- DIRECTIONS FOR THIS TASK
Filter the entries below, keeping only lines with the word "month".

─── INPUT ROWS ───

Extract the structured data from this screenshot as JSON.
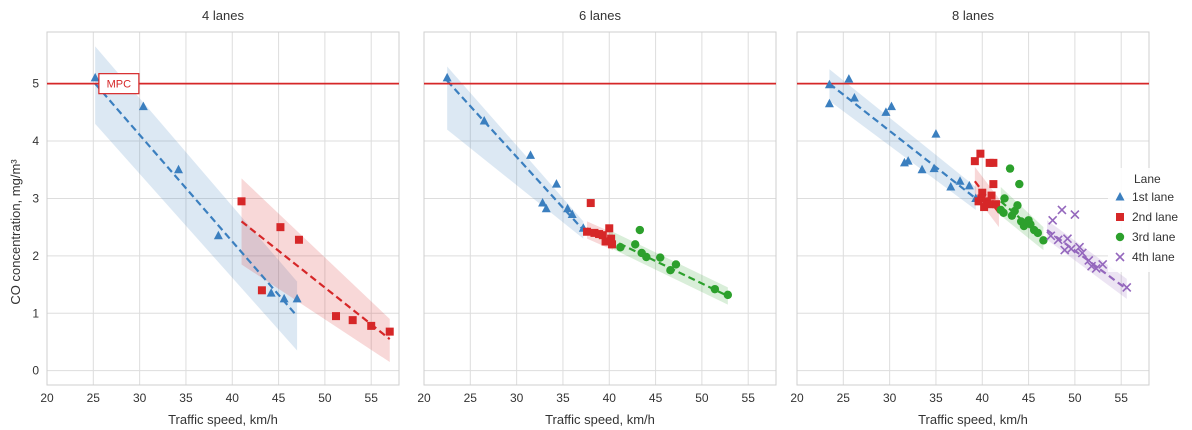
{
  "figure": {
    "ylabel": "CO concentration, mg/m³",
    "xlabel": "Traffic speed, km/h",
    "mpc_label": "MPC",
    "mpc_value": 5,
    "legend_title": "Lane"
  },
  "colors": {
    "lane1": "#3b7fbf",
    "lane2": "#d62728",
    "lane3": "#2ca02c",
    "lane4": "#9467bd",
    "mpc": "#d62728",
    "grid": "#dddddd"
  },
  "chart_data": [
    {
      "type": "scatter",
      "title": "4 lanes",
      "xlim": [
        20,
        58
      ],
      "ylim": [
        -0.25,
        5.9
      ],
      "xticks": [
        20,
        25,
        30,
        35,
        40,
        45,
        50,
        55
      ],
      "yticks": [
        0,
        1,
        2,
        3,
        4,
        5
      ],
      "series": [
        {
          "name": "1st lane",
          "marker": "triangle",
          "points": [
            [
              25.2,
              5.1
            ],
            [
              30.4,
              4.6
            ],
            [
              34.2,
              3.5
            ],
            [
              38.5,
              2.35
            ],
            [
              44.2,
              1.35
            ],
            [
              45.6,
              1.25
            ],
            [
              47.0,
              1.25
            ]
          ],
          "fit": [
            [
              25.2,
              5.0
            ],
            [
              47.0,
              0.95
            ]
          ],
          "band": {
            "upper": [
              [
                25.2,
                5.65
              ],
              [
                47.0,
                1.55
              ]
            ],
            "lower": [
              [
                25.2,
                4.3
              ],
              [
                47.0,
                0.35
              ]
            ]
          }
        },
        {
          "name": "2nd lane",
          "marker": "square",
          "points": [
            [
              41.0,
              2.95
            ],
            [
              43.2,
              1.4
            ],
            [
              45.2,
              2.5
            ],
            [
              47.2,
              2.28
            ],
            [
              51.2,
              0.95
            ],
            [
              53.0,
              0.88
            ],
            [
              55.0,
              0.78
            ],
            [
              57.0,
              0.68
            ]
          ],
          "fit": [
            [
              41.0,
              2.6
            ],
            [
              57.0,
              0.55
            ]
          ],
          "band": {
            "upper": [
              [
                41.0,
                3.35
              ],
              [
                57.0,
                0.9
              ]
            ],
            "lower": [
              [
                41.0,
                1.85
              ],
              [
                57.0,
                0.15
              ]
            ]
          }
        }
      ]
    },
    {
      "type": "scatter",
      "title": "6 lanes",
      "xlim": [
        20,
        58
      ],
      "ylim": [
        -0.25,
        5.9
      ],
      "xticks": [
        20,
        25,
        30,
        35,
        40,
        45,
        50,
        55
      ],
      "yticks": [
        0,
        1,
        2,
        3,
        4,
        5
      ],
      "series": [
        {
          "name": "1st lane",
          "marker": "triangle",
          "points": [
            [
              22.5,
              5.1
            ],
            [
              26.5,
              4.35
            ],
            [
              31.5,
              3.75
            ],
            [
              32.8,
              2.92
            ],
            [
              33.2,
              2.82
            ],
            [
              34.3,
              3.25
            ],
            [
              35.5,
              2.82
            ],
            [
              36.0,
              2.72
            ],
            [
              37.2,
              2.48
            ]
          ],
          "fit": [
            [
              22.5,
              5.05
            ],
            [
              37.2,
              2.45
            ]
          ],
          "band": {
            "upper": [
              [
                22.5,
                5.3
              ],
              [
                37.2,
                2.6
              ]
            ],
            "lower": [
              [
                22.5,
                4.2
              ],
              [
                37.2,
                2.3
              ]
            ]
          }
        },
        {
          "name": "2nd lane",
          "marker": "square",
          "points": [
            [
              38.0,
              2.92
            ],
            [
              37.6,
              2.42
            ],
            [
              38.4,
              2.4
            ],
            [
              38.9,
              2.38
            ],
            [
              39.3,
              2.36
            ],
            [
              40.0,
              2.48
            ],
            [
              40.2,
              2.3
            ],
            [
              39.6,
              2.25
            ],
            [
              40.3,
              2.2
            ]
          ],
          "fit": [
            [
              37.6,
              2.48
            ],
            [
              40.4,
              2.26
            ]
          ],
          "band": {
            "upper": [
              [
                37.6,
                2.6
              ],
              [
                40.4,
                2.4
              ]
            ],
            "lower": [
              [
                37.6,
                2.3
              ],
              [
                40.4,
                2.1
              ]
            ]
          }
        },
        {
          "name": "3rd lane",
          "marker": "circle",
          "points": [
            [
              41.2,
              2.15
            ],
            [
              42.8,
              2.2
            ],
            [
              43.3,
              2.45
            ],
            [
              43.5,
              2.05
            ],
            [
              44.0,
              1.98
            ],
            [
              45.5,
              1.97
            ],
            [
              46.6,
              1.75
            ],
            [
              47.2,
              1.85
            ],
            [
              51.4,
              1.42
            ],
            [
              52.8,
              1.32
            ]
          ],
          "fit": [
            [
              40.0,
              2.3
            ],
            [
              52.8,
              1.3
            ]
          ],
          "band": {
            "upper": [
              [
                40.0,
                2.45
              ],
              [
                52.8,
                1.45
              ]
            ],
            "lower": [
              [
                40.0,
                2.15
              ],
              [
                52.8,
                1.15
              ]
            ]
          }
        }
      ]
    },
    {
      "type": "scatter",
      "title": "8 lanes",
      "xlim": [
        20,
        58
      ],
      "ylim": [
        -0.25,
        5.9
      ],
      "xticks": [
        20,
        25,
        30,
        35,
        40,
        45,
        50,
        55
      ],
      "yticks": [
        0,
        1,
        2,
        3,
        4,
        5
      ],
      "legend": "right",
      "series": [
        {
          "name": "1st lane",
          "marker": "triangle",
          "points": [
            [
              23.5,
              4.98
            ],
            [
              23.5,
              4.65
            ],
            [
              25.6,
              5.08
            ],
            [
              26.2,
              4.75
            ],
            [
              29.6,
              4.5
            ],
            [
              30.2,
              4.6
            ],
            [
              31.6,
              3.62
            ],
            [
              32.0,
              3.65
            ],
            [
              33.5,
              3.5
            ],
            [
              35.0,
              4.12
            ],
            [
              34.8,
              3.52
            ],
            [
              36.6,
              3.2
            ],
            [
              37.6,
              3.3
            ],
            [
              38.6,
              3.22
            ],
            [
              39.3,
              3.0
            ]
          ],
          "fit": [
            [
              23.5,
              5.0
            ],
            [
              39.3,
              3.0
            ]
          ],
          "band": {
            "upper": [
              [
                23.5,
                5.25
              ],
              [
                39.3,
                3.2
              ]
            ],
            "lower": [
              [
                23.5,
                4.7
              ],
              [
                39.3,
                2.8
              ]
            ]
          }
        },
        {
          "name": "2nd lane",
          "marker": "square",
          "points": [
            [
              39.2,
              3.65
            ],
            [
              39.8,
              3.78
            ],
            [
              40.8,
              3.62
            ],
            [
              41.2,
              3.62
            ],
            [
              40.0,
              3.1
            ],
            [
              41.2,
              3.25
            ],
            [
              39.9,
              3.0
            ],
            [
              40.5,
              2.95
            ],
            [
              40.8,
              2.9
            ],
            [
              41.5,
              2.9
            ],
            [
              40.2,
              2.85
            ],
            [
              39.6,
              2.95
            ],
            [
              41.0,
              3.05
            ]
          ],
          "fit": [
            [
              39.2,
              3.3
            ],
            [
              41.8,
              2.75
            ]
          ],
          "band": {
            "upper": [
              [
                39.2,
                3.55
              ],
              [
                41.8,
                3.0
              ]
            ],
            "lower": [
              [
                39.2,
                3.05
              ],
              [
                41.8,
                2.5
              ]
            ]
          }
        },
        {
          "name": "3rd lane",
          "marker": "circle",
          "points": [
            [
              43.0,
              3.52
            ],
            [
              44.0,
              3.25
            ],
            [
              42.4,
              3.0
            ],
            [
              42.3,
              2.75
            ],
            [
              43.2,
              2.7
            ],
            [
              43.8,
              2.88
            ],
            [
              44.2,
              2.6
            ],
            [
              44.5,
              2.52
            ],
            [
              45.0,
              2.62
            ],
            [
              45.6,
              2.45
            ],
            [
              46.0,
              2.4
            ],
            [
              46.6,
              2.27
            ],
            [
              42.0,
              2.8
            ],
            [
              43.5,
              2.78
            ],
            [
              45.2,
              2.55
            ]
          ],
          "fit": [
            [
              42.0,
              2.95
            ],
            [
              46.6,
              2.3
            ]
          ],
          "band": {
            "upper": [
              [
                42.0,
                3.2
              ],
              [
                46.6,
                2.5
              ]
            ],
            "lower": [
              [
                42.0,
                2.7
              ],
              [
                46.6,
                2.1
              ]
            ]
          }
        },
        {
          "name": "4th lane",
          "marker": "x",
          "points": [
            [
              47.6,
              2.62
            ],
            [
              48.6,
              2.8
            ],
            [
              50.0,
              2.72
            ],
            [
              47.4,
              2.35
            ],
            [
              48.2,
              2.28
            ],
            [
              49.2,
              2.3
            ],
            [
              49.6,
              2.12
            ],
            [
              50.5,
              2.15
            ],
            [
              50.8,
              2.05
            ],
            [
              51.5,
              1.92
            ],
            [
              51.8,
              1.82
            ],
            [
              52.3,
              1.78
            ],
            [
              53.0,
              1.85
            ],
            [
              55.6,
              1.45
            ],
            [
              48.9,
              2.1
            ]
          ],
          "fit": [
            [
              47.0,
              2.45
            ],
            [
              55.6,
              1.42
            ]
          ],
          "band": {
            "upper": [
              [
                47.0,
                2.62
              ],
              [
                55.6,
                1.6
              ]
            ],
            "lower": [
              [
                47.0,
                2.28
              ],
              [
                55.6,
                1.25
              ]
            ]
          }
        }
      ]
    }
  ]
}
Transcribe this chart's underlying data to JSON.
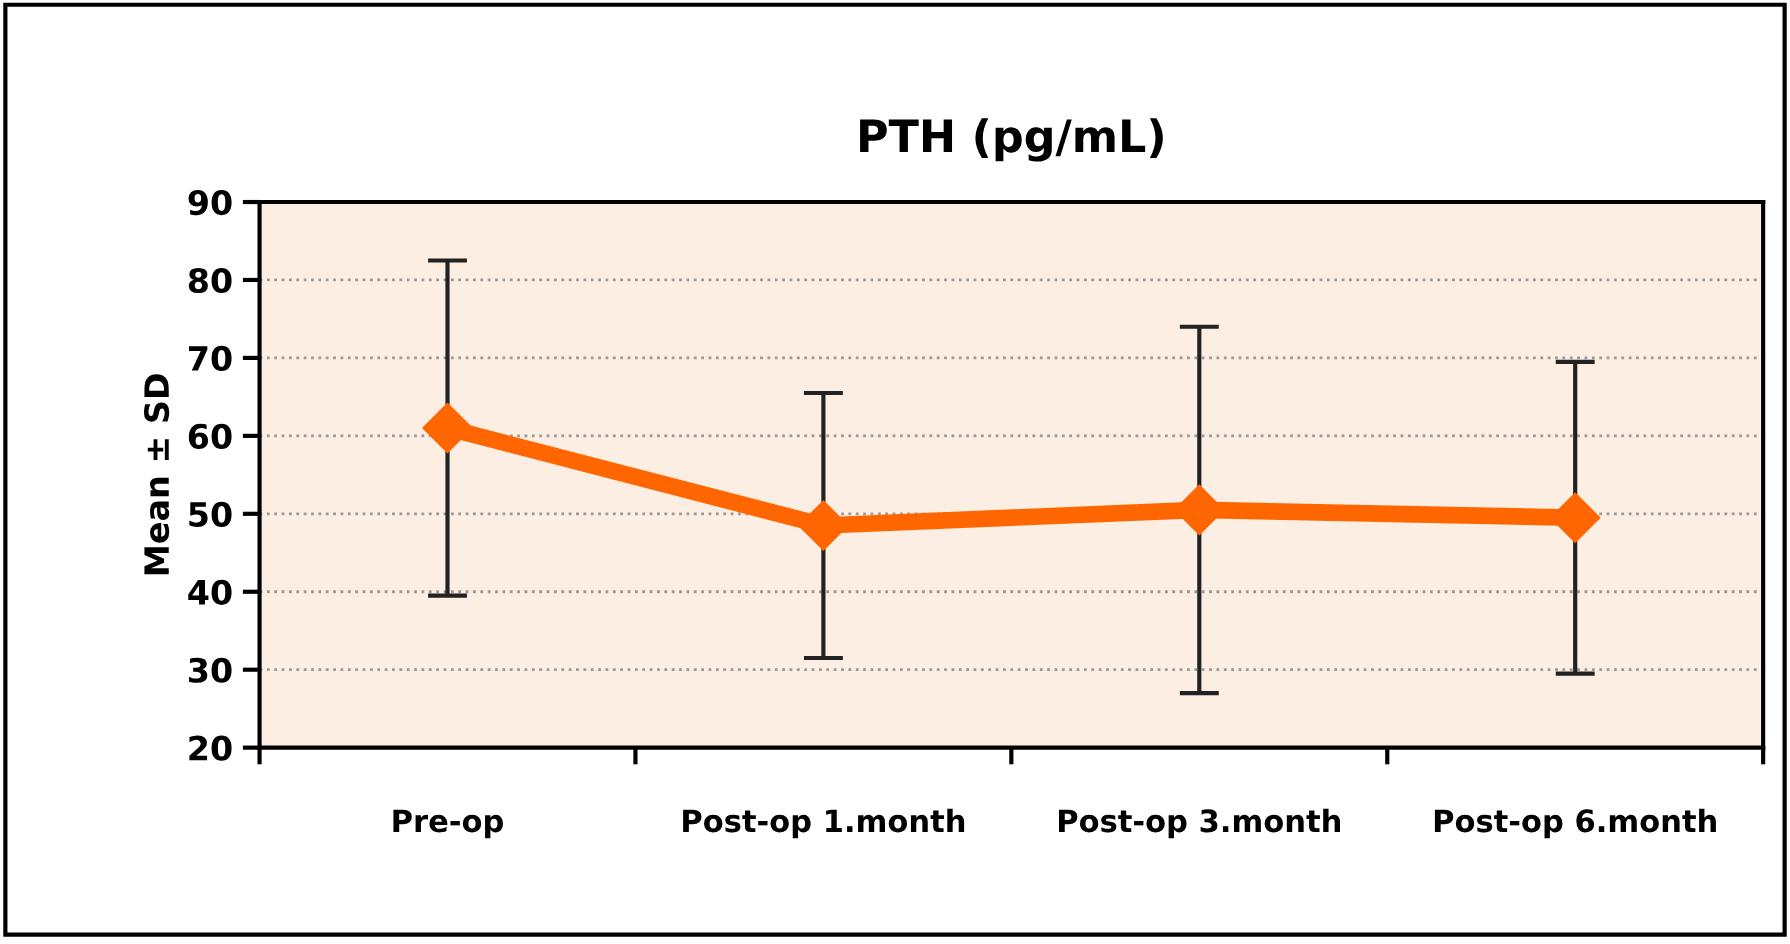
{
  "chart_data": {
    "type": "line",
    "title": "PTH (pg/mL)",
    "ylabel": "Mean ± SD",
    "categories": [
      "Pre-op",
      "Post-op 1.month",
      "Post-op 3.month",
      "Post-op 6.month"
    ],
    "series": [
      {
        "color": "#ff6600",
        "values": [
          61,
          48.5,
          50.5,
          49.5
        ],
        "errors": [
          21.5,
          17,
          23.5,
          20
        ]
      }
    ],
    "ylim": [
      20,
      90
    ],
    "yticks": [
      20,
      30,
      40,
      50,
      60,
      70,
      80,
      90
    ],
    "grid": "y",
    "marker": "diamond",
    "line_style": "solid",
    "legend": false
  }
}
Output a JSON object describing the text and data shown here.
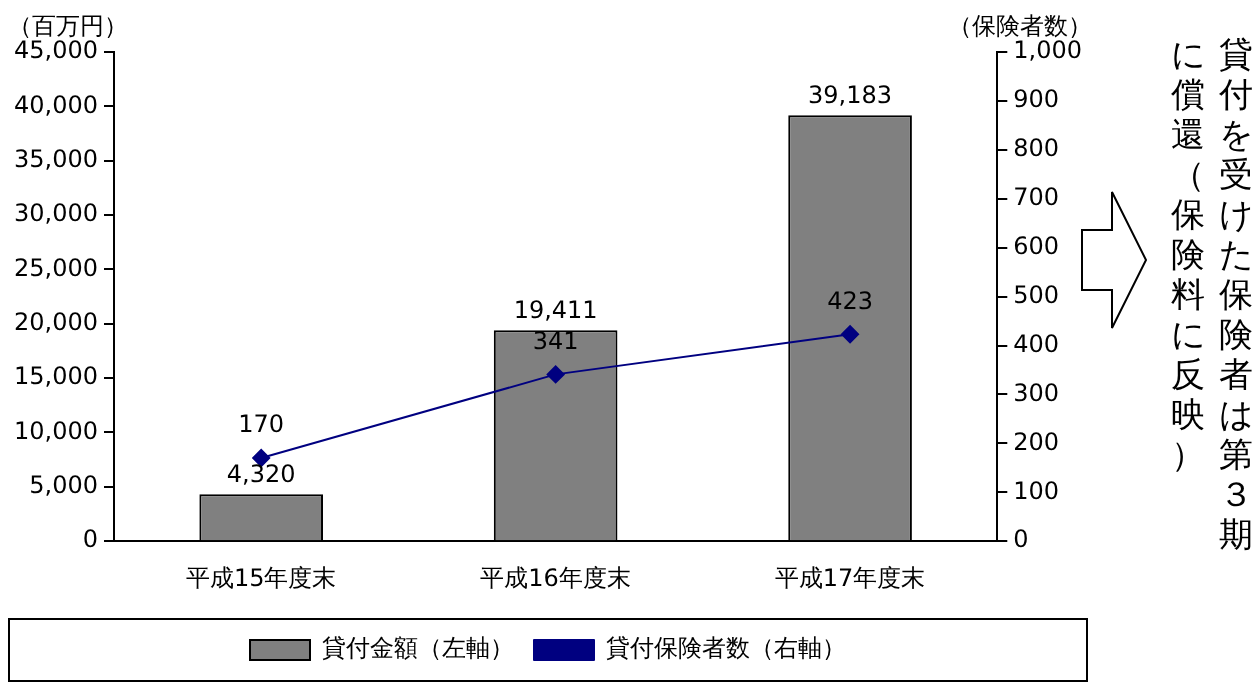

───

- ANSWER TO THE PROBLEM
      "Post-op 1.month",
      "Post-op 3.month",
      "Post-op 6.month"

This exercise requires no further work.